[Exercise prompt]: Filter the entries, keeping every line with the word "领导干部因违反报告个人有关事项规定受到组织处理或者纪律处分".

┄┄┄┄┄┄┄┄┄┄┄┄┄┄┄┄┄┄┄┄

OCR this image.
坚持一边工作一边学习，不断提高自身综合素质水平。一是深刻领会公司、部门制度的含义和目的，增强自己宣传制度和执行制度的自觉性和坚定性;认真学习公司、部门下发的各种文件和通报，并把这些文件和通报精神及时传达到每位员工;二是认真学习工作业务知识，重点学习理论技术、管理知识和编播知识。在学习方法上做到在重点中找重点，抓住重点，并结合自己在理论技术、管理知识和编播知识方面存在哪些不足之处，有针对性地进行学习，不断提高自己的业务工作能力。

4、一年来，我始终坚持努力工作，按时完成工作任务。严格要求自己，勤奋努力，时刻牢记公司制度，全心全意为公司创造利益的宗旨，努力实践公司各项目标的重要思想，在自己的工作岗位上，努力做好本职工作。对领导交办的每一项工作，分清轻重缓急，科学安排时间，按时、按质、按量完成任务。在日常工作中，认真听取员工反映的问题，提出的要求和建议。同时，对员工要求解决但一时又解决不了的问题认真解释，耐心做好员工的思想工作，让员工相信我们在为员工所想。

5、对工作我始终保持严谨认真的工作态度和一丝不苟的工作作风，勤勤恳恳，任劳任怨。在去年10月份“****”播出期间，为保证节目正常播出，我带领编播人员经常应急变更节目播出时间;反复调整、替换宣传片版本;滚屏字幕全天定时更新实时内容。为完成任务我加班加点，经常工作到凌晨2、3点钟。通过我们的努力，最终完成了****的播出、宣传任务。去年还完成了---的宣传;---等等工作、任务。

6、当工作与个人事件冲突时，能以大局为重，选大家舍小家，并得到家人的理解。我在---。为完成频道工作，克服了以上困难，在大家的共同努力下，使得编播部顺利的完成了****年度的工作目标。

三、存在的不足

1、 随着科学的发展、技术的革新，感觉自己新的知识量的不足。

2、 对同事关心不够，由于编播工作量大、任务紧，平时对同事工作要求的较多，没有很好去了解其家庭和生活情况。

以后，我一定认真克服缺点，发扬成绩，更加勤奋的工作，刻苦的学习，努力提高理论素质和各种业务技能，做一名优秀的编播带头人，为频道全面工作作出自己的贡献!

┄┄┄┄┄┄┄┄┄┄┄┄┄┄┄┄┄┄┄┄

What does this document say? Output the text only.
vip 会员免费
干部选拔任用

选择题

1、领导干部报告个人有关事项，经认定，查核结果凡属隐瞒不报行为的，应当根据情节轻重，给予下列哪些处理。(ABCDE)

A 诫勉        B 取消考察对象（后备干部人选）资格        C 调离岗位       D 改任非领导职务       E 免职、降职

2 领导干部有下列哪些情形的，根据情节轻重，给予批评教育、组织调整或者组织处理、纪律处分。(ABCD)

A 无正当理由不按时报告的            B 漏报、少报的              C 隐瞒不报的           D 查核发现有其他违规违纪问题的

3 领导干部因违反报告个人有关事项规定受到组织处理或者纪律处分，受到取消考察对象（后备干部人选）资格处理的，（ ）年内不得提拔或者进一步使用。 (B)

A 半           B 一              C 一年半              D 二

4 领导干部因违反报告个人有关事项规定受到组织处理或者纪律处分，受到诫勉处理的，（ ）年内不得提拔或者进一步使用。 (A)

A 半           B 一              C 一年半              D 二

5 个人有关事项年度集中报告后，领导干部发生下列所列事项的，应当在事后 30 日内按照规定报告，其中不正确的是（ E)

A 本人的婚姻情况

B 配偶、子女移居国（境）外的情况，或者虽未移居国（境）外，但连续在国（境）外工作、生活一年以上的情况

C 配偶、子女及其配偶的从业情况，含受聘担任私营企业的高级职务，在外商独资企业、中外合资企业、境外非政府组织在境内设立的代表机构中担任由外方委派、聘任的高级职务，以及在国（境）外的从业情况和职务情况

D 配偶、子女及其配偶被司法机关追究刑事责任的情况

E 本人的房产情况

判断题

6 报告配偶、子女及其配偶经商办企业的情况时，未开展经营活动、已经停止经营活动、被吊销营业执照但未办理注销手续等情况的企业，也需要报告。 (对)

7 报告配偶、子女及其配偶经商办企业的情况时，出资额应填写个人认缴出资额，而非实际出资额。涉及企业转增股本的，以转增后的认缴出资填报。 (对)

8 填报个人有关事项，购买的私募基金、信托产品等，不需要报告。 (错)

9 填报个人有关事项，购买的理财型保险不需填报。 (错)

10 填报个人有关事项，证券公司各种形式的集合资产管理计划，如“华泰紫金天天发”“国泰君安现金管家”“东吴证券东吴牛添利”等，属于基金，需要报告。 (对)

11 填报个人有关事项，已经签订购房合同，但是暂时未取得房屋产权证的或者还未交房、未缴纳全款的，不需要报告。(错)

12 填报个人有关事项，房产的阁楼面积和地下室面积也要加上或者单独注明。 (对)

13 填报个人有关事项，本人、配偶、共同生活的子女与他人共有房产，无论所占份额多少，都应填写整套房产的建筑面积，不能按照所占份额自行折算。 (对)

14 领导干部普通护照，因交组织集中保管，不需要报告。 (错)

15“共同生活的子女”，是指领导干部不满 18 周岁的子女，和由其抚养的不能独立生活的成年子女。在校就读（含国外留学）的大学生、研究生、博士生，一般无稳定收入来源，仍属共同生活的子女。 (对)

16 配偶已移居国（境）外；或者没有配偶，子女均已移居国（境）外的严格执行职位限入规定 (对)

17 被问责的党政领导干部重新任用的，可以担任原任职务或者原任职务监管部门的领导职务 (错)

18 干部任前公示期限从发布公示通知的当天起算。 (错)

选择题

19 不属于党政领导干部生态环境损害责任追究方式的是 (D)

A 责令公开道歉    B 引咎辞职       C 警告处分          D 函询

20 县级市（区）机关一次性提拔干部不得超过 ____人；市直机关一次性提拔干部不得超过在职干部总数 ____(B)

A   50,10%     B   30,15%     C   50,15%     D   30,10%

┄┄┄┄┄┄┄┄┄┄┄┄┄┄┄┄┄┄┄┄

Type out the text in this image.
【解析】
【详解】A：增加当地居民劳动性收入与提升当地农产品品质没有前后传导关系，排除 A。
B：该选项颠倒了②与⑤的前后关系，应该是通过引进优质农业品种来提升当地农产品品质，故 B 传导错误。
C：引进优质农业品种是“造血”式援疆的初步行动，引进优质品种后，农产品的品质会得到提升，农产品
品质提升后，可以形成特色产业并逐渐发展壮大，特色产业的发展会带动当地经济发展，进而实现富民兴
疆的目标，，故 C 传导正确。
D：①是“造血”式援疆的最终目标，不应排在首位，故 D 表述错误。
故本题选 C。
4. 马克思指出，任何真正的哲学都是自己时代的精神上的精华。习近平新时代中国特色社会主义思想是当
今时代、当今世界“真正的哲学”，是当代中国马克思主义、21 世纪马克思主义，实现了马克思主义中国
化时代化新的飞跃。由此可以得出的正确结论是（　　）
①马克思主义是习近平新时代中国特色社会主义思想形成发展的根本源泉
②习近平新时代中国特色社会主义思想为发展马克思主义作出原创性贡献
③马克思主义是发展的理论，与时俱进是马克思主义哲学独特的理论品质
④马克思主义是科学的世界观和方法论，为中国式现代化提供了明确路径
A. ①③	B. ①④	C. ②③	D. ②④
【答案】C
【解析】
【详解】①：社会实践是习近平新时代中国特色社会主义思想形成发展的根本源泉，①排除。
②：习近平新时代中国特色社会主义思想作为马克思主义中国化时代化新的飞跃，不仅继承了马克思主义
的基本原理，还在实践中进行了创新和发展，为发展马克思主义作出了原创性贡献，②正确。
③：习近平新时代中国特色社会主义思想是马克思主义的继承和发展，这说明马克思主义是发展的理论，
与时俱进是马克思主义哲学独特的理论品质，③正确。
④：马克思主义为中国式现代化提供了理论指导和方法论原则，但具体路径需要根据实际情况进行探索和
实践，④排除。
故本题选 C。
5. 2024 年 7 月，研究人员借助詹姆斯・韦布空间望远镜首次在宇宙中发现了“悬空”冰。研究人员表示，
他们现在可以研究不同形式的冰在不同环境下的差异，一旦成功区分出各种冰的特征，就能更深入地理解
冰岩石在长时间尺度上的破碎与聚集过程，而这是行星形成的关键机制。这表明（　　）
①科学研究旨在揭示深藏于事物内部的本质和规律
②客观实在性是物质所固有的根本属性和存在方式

┄┄┄┄┄┄┄┄┄┄┄┄┄┄┄┄┄┄┄┄

[Written answer]:
3 领导干部因违反报告个人有关事项规定受到组织处理或者纪律处分，受到取消考察对象（后备干部人选）资格处理的，（ ）年内不得提拔或者进一步使用。 (B)
4 领导干部因违反报告个人有关事项规定受到组织处理或者纪律处分，受到诫勉处理的，（ ）年内不得提拔或者进一步使用。 (A)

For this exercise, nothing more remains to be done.